• STATED PROBLEM: Report only the number of lines holding "true".

• SOURCE DATA:
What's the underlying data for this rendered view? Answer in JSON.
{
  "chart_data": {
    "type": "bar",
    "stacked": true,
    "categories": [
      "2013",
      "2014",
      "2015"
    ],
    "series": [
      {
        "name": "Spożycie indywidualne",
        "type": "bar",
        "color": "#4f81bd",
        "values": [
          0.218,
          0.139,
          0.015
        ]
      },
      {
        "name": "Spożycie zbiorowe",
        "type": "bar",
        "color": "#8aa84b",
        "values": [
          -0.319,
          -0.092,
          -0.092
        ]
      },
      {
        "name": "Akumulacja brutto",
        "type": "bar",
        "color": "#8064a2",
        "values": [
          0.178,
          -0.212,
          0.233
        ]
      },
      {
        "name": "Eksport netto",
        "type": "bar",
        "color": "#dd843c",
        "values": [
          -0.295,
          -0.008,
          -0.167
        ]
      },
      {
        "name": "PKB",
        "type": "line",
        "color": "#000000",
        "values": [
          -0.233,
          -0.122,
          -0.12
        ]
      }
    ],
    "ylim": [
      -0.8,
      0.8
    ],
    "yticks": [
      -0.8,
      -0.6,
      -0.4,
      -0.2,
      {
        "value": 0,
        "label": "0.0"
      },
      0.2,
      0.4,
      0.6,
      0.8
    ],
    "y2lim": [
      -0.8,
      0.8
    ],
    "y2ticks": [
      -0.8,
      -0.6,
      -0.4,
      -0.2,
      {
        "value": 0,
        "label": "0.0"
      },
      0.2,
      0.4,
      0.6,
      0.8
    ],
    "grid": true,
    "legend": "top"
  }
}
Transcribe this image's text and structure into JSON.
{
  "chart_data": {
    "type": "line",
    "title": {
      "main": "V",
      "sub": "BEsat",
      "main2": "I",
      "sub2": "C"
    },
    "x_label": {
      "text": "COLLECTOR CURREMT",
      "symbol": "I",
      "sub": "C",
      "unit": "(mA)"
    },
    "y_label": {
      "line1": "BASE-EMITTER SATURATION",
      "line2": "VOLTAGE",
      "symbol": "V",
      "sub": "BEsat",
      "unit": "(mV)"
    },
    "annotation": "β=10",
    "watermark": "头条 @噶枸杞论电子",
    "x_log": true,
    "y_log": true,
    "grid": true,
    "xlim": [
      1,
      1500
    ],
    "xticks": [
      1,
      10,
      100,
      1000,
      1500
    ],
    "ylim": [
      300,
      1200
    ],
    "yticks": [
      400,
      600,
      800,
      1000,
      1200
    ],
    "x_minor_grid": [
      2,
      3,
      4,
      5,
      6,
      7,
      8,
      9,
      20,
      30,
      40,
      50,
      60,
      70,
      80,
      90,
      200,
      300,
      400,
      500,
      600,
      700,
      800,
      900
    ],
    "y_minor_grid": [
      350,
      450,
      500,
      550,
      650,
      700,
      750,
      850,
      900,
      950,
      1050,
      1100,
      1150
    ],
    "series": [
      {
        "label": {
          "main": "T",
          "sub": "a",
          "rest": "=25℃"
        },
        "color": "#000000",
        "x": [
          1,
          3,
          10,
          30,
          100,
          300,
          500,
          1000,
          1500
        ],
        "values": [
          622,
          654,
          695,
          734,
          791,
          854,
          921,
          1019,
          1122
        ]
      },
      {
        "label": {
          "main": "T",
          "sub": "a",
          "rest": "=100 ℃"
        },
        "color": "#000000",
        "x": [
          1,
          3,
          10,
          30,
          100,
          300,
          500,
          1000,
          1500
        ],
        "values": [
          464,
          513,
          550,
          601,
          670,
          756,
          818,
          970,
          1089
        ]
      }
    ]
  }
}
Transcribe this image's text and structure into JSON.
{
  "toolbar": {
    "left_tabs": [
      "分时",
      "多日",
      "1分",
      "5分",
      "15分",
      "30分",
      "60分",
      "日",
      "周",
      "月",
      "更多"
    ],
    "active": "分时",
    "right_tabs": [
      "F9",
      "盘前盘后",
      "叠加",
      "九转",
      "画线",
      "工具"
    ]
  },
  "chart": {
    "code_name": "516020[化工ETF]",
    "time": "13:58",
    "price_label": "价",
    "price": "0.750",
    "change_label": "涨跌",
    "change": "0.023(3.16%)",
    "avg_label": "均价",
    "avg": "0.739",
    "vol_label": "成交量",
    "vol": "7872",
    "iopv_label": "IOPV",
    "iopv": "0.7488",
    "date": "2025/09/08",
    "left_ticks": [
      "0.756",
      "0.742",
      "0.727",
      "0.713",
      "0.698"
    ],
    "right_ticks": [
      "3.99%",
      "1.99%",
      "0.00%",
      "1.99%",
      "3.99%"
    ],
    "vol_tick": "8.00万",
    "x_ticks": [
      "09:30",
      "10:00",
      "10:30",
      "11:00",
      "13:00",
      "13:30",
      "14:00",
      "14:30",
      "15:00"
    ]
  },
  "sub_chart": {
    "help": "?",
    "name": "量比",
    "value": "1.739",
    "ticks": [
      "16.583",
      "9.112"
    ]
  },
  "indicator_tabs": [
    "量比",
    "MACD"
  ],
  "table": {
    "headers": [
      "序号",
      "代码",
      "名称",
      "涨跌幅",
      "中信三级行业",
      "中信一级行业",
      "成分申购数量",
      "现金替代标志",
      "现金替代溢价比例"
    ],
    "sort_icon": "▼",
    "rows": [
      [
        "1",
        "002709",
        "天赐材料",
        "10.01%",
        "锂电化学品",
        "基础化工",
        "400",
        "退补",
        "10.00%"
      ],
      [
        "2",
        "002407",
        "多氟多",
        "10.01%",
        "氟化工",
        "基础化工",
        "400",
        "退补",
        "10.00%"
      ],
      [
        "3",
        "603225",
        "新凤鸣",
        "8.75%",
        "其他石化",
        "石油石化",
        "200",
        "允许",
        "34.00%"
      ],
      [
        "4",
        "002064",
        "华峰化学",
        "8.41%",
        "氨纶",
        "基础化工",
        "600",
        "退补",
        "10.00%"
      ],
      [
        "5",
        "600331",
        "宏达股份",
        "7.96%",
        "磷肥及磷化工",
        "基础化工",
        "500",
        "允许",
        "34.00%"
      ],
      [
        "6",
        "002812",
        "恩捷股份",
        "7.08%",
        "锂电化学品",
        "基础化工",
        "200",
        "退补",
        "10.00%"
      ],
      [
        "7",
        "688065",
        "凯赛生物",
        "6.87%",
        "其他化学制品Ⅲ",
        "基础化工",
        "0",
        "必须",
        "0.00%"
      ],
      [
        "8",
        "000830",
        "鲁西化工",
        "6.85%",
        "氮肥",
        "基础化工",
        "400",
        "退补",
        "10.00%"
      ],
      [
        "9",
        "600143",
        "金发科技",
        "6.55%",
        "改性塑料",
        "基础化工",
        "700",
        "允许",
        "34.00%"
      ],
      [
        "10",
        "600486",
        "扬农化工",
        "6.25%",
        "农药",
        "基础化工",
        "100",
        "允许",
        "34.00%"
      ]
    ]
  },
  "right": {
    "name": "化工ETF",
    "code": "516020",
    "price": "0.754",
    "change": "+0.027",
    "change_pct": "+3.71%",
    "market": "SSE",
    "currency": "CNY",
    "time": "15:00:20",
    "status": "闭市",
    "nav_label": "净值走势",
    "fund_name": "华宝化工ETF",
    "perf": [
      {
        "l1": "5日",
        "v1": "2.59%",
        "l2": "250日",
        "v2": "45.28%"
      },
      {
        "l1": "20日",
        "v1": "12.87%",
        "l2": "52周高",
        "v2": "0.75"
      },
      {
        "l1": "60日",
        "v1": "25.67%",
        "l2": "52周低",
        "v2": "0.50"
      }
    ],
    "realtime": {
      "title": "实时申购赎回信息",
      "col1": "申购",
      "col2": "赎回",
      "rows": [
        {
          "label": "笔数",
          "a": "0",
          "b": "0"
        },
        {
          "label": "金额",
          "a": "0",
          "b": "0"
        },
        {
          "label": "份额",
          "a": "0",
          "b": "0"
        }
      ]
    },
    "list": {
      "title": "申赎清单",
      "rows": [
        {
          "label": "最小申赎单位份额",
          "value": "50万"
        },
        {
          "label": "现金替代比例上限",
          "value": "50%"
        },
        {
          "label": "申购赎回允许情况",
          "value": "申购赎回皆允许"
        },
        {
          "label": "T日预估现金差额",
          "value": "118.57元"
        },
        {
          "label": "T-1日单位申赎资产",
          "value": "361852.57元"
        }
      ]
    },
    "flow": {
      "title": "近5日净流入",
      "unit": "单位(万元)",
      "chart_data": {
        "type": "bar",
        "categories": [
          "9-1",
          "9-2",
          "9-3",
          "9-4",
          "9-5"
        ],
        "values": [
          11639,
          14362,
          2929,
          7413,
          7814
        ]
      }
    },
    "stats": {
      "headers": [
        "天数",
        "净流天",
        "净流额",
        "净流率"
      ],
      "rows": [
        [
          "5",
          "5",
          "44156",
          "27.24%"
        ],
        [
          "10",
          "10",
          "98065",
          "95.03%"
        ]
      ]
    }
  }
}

• RESPONSE TO THE TASK: 5